## Prompt
Your task is to extract every entry that follows word for word while excluding the pictures.

## start Records supplied

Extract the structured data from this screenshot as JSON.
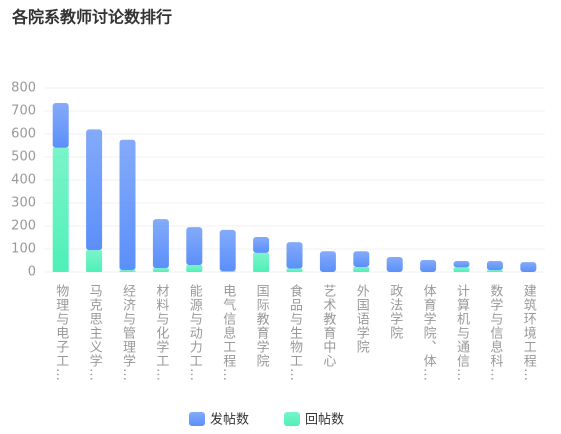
{
  "chart_data": {
    "type": "bar",
    "stacked": true,
    "title": "各院系教师讨论数排行",
    "categories": [
      "物理与电子工…",
      "马克思主义学…",
      "经济与管理学…",
      "材料与化学工…",
      "能源与动力工…",
      "电气信息工程…",
      "国际教育学院",
      "食品与生物工…",
      "艺术教育中心",
      "外国语学院",
      "政法学院",
      "体育学院、体…",
      "计算机与通信…",
      "数学与信息科…",
      "建筑环境工程…"
    ],
    "series": [
      {
        "name": "发帖数",
        "color": "#5b8ff9",
        "values": [
          195,
          525,
          567,
          213,
          165,
          180,
          69,
          115,
          90,
          68,
          65,
          52,
          28,
          40,
          43
        ]
      },
      {
        "name": "回帖数",
        "color": "#4ff0b8",
        "values": [
          540,
          95,
          8,
          17,
          30,
          3,
          83,
          15,
          0,
          22,
          0,
          0,
          20,
          8,
          0
        ]
      }
    ],
    "ylim": [
      0,
      800
    ],
    "yticks": [
      0,
      100,
      200,
      300,
      400,
      500,
      600,
      700,
      800
    ],
    "grid": true,
    "legend": "bottom"
  }
}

## end Records supplied

## Exercise output
Extract the structured data from this screenshot as JSON.
{
  "chart_data": {
    "type": "bar",
    "stacked": true,
    "title": "各院系教师讨论数排行",
    "categories": [
      "物理与电子工…",
      "马克思主义学…",
      "经济与管理学…",
      "材料与化学工…",
      "能源与动力工…",
      "电气信息工程…",
      "国际教育学院",
      "食品与生物工…",
      "艺术教育中心",
      "外国语学院",
      "政法学院",
      "体育学院、体…",
      "计算机与通信…",
      "数学与信息科…",
      "建筑环境工程…"
    ],
    "series": [
      {
        "name": "发帖数",
        "color": "#5b8ff9",
        "values": [
          195,
          525,
          567,
          213,
          165,
          180,
          69,
          115,
          90,
          68,
          65,
          52,
          28,
          40,
          43
        ]
      },
      {
        "name": "回帖数",
        "color": "#4ff0b8",
        "values": [
          540,
          95,
          8,
          17,
          30,
          3,
          83,
          15,
          0,
          22,
          0,
          0,
          20,
          8,
          0
        ]
      }
    ],
    "ylim": [
      0,
      800
    ],
    "yticks": [
      0,
      100,
      200,
      300,
      400,
      500,
      600,
      700,
      800
    ],
    "grid": true,
    "legend": "bottom"
  }
}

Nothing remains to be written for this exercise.